## What is required
Each line containing the word "bottom" must be collected.

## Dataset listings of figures
------------------------------------------------

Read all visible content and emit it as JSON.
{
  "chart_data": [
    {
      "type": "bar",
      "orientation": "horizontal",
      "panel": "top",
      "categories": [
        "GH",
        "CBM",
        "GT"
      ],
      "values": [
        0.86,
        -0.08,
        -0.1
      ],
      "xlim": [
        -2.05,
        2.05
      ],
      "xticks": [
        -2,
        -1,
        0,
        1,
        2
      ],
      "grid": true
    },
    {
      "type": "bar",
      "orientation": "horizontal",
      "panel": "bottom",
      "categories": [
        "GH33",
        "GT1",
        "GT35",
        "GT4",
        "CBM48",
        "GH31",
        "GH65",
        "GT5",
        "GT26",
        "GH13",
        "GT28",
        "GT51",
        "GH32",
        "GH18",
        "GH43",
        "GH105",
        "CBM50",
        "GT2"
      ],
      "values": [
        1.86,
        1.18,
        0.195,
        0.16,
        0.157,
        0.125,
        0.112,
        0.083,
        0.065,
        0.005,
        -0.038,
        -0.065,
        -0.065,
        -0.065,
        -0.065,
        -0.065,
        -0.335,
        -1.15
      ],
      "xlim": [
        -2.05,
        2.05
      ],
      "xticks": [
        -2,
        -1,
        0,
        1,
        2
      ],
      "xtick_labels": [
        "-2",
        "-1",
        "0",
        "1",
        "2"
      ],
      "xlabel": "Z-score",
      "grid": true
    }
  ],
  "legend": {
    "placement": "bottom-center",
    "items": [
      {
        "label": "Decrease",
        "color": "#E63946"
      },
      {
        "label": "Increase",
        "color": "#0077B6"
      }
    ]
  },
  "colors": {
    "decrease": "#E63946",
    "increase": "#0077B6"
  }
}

------------------------------------------------

## Solution below
      "panel": "bottom",
    "placement": "bottom-center",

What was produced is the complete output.